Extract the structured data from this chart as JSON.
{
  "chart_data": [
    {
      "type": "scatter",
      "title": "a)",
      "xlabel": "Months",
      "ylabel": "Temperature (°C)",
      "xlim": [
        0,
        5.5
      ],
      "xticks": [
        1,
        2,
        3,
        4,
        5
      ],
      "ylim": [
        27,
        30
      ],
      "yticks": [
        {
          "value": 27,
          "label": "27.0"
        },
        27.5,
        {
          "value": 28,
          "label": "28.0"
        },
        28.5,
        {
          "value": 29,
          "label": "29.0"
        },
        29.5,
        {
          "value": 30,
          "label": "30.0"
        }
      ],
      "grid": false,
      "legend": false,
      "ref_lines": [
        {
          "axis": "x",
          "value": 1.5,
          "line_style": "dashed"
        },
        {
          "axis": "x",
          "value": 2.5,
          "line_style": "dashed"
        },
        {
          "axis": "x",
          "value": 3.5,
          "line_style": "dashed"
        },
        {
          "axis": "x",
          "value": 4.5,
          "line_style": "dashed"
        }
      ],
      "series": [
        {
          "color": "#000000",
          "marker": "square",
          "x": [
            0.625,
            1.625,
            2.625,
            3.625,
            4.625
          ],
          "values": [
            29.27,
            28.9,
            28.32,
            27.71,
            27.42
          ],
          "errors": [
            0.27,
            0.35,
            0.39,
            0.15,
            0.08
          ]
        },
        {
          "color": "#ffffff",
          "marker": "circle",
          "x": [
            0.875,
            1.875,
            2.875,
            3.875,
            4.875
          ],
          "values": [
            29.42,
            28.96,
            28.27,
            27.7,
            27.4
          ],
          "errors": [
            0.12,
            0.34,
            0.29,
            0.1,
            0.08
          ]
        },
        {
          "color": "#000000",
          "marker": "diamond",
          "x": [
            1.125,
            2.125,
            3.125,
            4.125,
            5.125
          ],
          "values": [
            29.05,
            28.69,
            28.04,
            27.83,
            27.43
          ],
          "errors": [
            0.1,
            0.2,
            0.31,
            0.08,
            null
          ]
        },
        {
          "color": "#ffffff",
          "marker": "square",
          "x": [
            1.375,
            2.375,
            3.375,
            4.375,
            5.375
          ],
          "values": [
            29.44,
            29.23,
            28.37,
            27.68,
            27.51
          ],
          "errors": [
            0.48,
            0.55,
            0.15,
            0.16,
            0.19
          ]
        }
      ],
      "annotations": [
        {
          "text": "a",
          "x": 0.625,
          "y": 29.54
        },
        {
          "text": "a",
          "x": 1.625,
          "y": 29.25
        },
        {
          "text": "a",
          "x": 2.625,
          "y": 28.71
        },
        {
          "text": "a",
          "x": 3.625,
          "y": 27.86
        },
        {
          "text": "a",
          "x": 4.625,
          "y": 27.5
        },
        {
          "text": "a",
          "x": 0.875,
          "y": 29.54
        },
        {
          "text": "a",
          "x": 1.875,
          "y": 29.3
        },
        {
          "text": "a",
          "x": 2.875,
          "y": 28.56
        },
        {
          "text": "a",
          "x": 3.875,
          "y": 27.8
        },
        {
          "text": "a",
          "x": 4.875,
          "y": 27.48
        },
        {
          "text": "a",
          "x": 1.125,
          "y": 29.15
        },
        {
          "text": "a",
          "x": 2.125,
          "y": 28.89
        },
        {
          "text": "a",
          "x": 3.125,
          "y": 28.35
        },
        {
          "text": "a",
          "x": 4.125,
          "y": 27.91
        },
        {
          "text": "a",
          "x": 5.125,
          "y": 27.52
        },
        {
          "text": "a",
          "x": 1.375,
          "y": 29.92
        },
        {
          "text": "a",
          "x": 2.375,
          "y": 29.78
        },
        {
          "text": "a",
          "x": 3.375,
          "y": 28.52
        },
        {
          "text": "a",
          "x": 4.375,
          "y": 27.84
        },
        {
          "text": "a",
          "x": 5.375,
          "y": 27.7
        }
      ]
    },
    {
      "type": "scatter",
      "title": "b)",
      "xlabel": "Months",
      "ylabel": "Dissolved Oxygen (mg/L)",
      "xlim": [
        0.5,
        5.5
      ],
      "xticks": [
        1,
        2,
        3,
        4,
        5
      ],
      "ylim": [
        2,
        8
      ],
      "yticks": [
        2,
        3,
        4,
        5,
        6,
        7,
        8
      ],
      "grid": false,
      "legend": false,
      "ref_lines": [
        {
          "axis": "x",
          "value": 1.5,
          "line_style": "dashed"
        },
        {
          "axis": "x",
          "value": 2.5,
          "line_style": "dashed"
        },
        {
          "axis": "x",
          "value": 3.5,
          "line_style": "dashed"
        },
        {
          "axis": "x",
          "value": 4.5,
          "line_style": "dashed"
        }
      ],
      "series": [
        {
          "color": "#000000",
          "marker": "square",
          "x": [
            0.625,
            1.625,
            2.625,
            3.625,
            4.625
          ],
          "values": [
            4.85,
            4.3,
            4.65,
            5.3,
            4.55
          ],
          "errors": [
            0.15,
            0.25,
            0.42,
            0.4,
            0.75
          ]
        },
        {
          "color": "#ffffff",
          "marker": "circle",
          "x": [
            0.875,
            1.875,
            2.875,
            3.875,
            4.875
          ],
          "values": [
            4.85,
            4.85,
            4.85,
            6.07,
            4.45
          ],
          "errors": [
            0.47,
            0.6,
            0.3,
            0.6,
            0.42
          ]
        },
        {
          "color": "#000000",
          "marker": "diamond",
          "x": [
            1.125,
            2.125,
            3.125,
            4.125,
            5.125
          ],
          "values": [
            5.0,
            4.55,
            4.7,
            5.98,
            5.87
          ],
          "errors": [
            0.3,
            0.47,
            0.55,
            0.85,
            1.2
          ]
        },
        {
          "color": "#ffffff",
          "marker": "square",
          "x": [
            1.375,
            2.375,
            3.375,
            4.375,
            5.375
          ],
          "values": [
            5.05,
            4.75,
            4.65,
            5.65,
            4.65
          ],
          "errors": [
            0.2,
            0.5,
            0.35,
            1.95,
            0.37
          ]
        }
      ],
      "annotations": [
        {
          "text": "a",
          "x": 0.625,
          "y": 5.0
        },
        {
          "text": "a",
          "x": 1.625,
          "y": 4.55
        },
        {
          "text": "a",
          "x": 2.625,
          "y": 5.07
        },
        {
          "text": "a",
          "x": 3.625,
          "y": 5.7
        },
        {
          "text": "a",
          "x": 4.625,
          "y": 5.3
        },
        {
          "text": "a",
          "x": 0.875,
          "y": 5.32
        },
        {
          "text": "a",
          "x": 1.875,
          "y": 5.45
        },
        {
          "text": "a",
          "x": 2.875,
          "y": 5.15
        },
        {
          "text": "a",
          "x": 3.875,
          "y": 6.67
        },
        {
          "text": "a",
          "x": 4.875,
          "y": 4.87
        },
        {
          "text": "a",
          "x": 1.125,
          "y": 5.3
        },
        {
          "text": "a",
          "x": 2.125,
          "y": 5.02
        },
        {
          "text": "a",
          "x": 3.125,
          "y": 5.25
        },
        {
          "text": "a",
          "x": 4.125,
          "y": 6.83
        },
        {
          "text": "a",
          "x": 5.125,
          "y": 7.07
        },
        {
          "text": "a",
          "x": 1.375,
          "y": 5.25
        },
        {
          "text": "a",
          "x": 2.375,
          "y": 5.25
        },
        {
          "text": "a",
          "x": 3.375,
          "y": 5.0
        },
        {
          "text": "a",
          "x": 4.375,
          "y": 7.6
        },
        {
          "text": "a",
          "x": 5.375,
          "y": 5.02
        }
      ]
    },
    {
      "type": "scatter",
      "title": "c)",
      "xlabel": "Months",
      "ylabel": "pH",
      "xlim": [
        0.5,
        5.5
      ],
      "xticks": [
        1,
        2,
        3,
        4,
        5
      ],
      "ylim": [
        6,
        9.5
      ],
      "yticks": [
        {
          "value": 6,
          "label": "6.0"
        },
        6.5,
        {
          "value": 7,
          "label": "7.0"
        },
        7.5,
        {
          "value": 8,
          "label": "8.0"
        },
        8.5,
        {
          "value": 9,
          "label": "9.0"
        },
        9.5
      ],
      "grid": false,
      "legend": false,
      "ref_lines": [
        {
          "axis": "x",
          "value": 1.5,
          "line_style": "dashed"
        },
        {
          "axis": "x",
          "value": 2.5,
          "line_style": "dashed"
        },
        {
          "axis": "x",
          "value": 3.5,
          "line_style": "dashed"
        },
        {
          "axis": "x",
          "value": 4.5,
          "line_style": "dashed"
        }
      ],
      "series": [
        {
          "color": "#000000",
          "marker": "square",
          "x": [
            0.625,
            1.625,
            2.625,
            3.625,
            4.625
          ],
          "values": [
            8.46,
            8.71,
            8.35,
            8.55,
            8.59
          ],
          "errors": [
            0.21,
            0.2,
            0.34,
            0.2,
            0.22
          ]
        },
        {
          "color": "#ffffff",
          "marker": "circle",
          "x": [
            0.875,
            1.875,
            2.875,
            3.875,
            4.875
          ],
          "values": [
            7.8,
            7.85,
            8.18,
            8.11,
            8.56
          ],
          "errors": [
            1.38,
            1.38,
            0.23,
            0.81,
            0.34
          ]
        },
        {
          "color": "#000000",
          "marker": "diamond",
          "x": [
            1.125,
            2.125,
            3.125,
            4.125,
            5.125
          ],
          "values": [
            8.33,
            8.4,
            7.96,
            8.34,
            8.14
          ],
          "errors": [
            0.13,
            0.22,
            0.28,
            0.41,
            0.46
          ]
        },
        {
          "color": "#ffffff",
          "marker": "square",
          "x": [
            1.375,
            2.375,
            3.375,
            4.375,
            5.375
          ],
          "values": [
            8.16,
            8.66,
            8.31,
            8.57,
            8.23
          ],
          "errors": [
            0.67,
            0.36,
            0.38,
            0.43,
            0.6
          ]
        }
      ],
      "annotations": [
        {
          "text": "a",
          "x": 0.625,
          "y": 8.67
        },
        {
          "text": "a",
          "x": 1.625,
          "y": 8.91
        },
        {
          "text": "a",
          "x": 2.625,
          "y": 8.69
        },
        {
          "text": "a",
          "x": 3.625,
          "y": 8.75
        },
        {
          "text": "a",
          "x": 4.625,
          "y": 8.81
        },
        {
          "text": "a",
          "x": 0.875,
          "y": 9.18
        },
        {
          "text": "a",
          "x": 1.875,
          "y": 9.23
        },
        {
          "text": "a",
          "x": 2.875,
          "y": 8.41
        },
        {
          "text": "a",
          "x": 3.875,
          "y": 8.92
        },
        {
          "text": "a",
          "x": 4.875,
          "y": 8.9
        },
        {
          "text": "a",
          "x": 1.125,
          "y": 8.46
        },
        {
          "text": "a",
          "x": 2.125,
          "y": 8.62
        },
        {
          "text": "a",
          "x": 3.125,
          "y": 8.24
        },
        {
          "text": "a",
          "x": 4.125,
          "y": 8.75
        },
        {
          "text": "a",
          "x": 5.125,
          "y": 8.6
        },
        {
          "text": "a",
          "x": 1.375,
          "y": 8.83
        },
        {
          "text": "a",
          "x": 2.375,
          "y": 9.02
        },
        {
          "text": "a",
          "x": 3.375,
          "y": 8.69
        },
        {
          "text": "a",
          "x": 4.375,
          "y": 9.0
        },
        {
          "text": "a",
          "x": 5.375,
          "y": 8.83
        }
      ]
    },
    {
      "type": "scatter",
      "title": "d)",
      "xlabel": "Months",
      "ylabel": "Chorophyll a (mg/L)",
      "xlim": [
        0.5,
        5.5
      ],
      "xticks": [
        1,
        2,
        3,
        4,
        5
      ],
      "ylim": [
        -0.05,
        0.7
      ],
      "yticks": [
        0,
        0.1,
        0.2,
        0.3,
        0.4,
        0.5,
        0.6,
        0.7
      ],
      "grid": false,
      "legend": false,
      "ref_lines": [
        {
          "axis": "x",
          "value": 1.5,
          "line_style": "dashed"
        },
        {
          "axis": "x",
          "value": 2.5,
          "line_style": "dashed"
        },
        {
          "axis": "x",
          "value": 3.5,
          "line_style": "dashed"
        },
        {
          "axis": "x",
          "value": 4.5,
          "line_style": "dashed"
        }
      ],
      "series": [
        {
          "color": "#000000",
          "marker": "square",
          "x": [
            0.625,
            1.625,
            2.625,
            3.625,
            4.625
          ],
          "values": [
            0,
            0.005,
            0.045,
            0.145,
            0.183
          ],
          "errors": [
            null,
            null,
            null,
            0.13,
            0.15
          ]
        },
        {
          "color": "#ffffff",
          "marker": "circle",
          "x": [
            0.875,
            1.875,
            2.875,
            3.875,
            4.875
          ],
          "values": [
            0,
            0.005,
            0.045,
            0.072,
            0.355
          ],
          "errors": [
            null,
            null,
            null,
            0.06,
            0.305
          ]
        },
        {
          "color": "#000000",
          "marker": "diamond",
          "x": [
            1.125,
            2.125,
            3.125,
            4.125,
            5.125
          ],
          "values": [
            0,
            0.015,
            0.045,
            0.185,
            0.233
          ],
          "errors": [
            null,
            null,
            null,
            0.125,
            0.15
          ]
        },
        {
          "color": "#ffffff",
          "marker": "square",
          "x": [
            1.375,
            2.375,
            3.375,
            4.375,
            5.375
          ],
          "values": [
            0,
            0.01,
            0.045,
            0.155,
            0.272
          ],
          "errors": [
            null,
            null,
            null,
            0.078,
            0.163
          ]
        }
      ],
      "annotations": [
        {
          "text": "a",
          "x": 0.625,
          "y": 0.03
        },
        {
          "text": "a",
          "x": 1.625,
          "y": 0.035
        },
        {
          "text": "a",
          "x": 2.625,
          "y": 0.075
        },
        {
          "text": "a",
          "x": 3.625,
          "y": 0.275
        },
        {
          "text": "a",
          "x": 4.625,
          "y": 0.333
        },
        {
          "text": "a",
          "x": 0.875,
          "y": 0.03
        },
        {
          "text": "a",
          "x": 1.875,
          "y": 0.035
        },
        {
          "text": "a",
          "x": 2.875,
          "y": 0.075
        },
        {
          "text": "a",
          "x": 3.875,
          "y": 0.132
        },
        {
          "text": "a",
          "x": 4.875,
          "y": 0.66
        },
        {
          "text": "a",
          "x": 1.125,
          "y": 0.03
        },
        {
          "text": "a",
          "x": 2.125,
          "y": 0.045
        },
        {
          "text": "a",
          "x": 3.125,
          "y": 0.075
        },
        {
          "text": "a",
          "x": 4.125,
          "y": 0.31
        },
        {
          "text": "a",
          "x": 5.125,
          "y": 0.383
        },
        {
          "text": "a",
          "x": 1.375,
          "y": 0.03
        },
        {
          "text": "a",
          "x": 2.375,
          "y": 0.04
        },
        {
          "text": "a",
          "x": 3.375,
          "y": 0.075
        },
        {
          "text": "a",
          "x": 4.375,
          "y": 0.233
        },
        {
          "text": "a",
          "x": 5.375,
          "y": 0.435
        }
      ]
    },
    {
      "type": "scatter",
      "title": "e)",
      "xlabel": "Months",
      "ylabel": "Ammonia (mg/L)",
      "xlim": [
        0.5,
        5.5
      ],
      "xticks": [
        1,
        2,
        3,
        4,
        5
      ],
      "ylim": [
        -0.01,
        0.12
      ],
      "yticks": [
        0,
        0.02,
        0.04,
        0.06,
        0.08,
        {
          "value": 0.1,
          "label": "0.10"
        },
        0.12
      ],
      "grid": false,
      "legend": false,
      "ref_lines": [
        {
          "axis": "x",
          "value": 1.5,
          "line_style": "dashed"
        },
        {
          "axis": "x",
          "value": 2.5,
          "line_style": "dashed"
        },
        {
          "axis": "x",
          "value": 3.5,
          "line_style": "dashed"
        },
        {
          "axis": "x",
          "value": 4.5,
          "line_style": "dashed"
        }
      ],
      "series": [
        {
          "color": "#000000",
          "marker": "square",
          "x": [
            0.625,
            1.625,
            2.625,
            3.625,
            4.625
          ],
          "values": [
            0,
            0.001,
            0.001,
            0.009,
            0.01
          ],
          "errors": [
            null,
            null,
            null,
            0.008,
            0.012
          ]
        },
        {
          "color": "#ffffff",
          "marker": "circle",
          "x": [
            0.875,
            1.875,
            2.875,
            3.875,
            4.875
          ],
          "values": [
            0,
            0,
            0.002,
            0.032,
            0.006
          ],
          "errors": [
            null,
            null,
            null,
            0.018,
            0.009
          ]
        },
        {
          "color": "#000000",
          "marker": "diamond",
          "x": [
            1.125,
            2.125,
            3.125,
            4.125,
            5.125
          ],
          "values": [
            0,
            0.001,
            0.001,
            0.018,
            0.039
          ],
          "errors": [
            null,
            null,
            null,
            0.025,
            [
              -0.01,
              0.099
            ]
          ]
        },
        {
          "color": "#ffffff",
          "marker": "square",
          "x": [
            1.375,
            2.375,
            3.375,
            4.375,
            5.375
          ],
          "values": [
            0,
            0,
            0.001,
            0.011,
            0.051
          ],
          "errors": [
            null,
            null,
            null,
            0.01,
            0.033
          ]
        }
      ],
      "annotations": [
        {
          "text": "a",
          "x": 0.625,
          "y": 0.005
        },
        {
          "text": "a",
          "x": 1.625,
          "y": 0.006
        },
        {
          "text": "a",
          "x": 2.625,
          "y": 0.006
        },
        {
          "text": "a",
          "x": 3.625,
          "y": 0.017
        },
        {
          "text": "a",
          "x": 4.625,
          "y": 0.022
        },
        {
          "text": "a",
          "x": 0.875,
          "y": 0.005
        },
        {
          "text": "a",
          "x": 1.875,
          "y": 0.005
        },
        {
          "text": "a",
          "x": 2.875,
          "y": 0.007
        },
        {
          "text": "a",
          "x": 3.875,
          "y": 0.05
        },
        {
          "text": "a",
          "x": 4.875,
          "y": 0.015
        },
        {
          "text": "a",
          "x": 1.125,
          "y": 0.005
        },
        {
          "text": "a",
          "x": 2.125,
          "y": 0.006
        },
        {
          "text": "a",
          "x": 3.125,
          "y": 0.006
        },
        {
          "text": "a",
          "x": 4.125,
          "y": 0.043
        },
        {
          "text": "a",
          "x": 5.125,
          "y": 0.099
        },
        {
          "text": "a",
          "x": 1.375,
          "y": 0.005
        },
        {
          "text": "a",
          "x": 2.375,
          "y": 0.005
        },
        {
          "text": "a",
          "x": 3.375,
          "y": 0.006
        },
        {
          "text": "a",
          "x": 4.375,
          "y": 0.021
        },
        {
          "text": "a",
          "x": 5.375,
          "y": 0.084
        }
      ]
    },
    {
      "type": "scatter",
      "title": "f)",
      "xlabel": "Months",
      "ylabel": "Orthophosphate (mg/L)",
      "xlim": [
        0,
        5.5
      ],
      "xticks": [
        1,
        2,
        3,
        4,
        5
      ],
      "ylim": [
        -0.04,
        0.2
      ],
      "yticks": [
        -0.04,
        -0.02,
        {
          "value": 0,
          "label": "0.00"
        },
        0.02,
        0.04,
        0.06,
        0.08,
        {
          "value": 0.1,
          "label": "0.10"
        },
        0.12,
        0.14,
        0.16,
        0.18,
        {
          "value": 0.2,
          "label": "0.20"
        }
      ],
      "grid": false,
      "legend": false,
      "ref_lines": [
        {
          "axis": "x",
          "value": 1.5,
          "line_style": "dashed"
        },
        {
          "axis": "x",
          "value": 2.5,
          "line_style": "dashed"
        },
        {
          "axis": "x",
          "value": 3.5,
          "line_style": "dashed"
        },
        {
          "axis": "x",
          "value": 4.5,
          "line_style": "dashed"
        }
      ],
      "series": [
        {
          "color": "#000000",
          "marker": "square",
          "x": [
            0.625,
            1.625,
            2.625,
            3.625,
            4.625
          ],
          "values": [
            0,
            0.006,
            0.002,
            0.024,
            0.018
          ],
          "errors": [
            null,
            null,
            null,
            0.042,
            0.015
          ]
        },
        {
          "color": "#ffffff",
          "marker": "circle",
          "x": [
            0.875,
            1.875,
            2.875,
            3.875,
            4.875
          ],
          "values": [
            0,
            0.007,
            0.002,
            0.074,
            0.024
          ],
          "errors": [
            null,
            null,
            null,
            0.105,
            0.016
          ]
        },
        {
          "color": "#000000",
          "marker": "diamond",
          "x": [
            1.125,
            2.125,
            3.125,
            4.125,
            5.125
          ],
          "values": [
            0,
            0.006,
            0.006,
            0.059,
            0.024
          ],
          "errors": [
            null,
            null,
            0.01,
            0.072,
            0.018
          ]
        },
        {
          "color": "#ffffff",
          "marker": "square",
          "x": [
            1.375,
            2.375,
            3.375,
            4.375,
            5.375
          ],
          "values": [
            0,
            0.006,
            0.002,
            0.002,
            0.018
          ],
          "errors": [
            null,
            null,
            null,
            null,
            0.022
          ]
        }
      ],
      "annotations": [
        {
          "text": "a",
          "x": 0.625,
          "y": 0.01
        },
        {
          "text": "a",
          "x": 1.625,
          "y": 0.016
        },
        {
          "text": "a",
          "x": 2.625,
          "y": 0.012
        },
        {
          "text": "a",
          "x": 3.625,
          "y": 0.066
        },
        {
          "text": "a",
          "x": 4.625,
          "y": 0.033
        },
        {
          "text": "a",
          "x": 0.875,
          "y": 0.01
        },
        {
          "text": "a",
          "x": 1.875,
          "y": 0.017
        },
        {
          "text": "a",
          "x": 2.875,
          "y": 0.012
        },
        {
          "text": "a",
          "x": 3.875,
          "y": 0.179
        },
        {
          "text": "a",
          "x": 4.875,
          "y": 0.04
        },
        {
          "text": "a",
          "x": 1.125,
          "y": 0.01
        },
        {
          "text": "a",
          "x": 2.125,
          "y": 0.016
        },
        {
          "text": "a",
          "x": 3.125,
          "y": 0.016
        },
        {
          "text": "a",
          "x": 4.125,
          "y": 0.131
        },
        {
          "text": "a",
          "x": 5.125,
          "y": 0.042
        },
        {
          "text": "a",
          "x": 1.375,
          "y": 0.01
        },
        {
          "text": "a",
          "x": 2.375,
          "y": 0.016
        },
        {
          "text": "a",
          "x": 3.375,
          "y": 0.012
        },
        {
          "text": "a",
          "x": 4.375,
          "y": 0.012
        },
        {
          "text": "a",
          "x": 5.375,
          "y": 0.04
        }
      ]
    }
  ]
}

——————————

Say only how many lines in the records carry the word "title".

*Final answer*
6